[A run of records]
....................

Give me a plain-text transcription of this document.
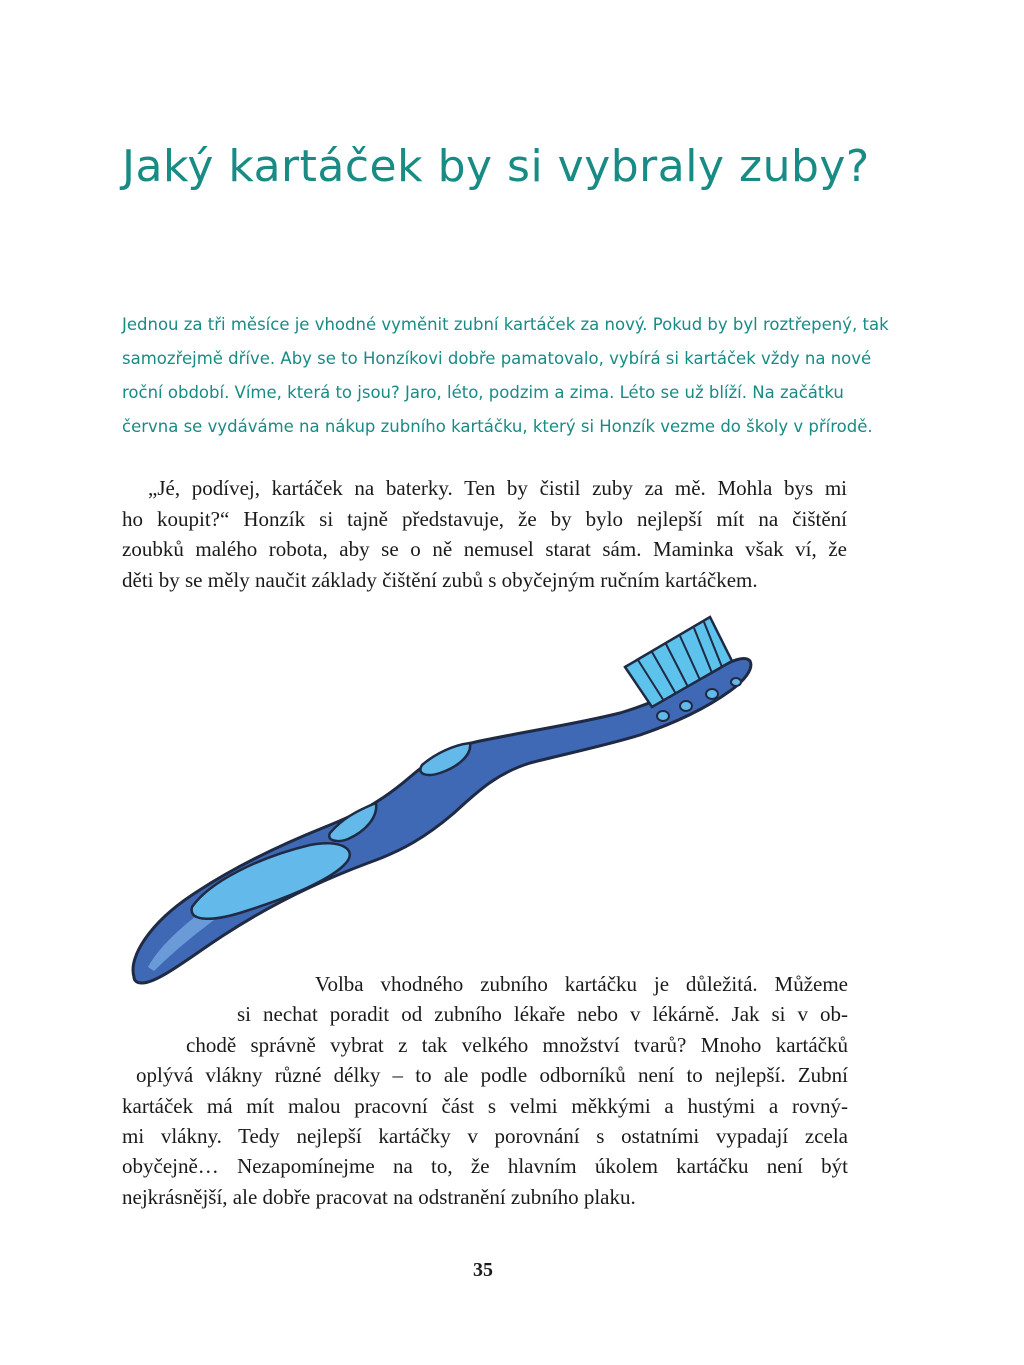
Jaký kartáček by si vybraly zuby?
Jednou za tři měsíce je vhodné vyměnit zubní kartáček za nový. Pokud by byl roztřepený, tak
samozřejmě dříve. Aby se to Honzíkovi dobře pamatovalo, vybírá si kartáček vždy na nové
roční období. Víme, která to jsou? Jaro, léto, podzim a zima. Léto se už blíží. Na začátku
června se vydáváme na nákup zubního kartáčku, který si Honzík vezme do školy v přírodě.
„Jé, podívej, kartáček na baterky. Ten by čistil zuby za mě. Mohla bys mi
ho koupit?“ Honzík si tajně představuje, že by bylo nejlepší mít na čištění
zoubků malého robota, aby se o ně nemusel starat sám. Maminka však ví, že
děti by se měly naučit základy čištění zubů s obyčejným ručním kartáčkem.
Volba vhodného zubního kartáčku je důležitá. Můžeme
si nechat poradit od zubního lékaře nebo v lékárně. Jak si v ob-
chodě správně vybrat z tak velkého množství tvarů? Mnoho kartáčků
oplývá vlákny různé délky – to ale podle odborníků není to nejlepší. Zubní
kartáček má mít malou pracovní část s velmi měkkými a hustými a rovný-
mi vlákny. Tedy nejlepší kartáčky v porovnání s ostatními vypadají zcela
obyčejně… Nezapomínejme na to, že hlavním úkolem kartáčku není být
nejkrásnější, ale dobře pracovat na odstranění zubního plaku.
35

....................

**Exercise requirements:** Gather up, from the records above, each line where the word "zuby" appears.

**Answer:**
Jaký kartáček by si vybraly zuby?
„Jé, podívej, kartáček na baterky. Ten by čistil zuby za mě. Mohla bys mi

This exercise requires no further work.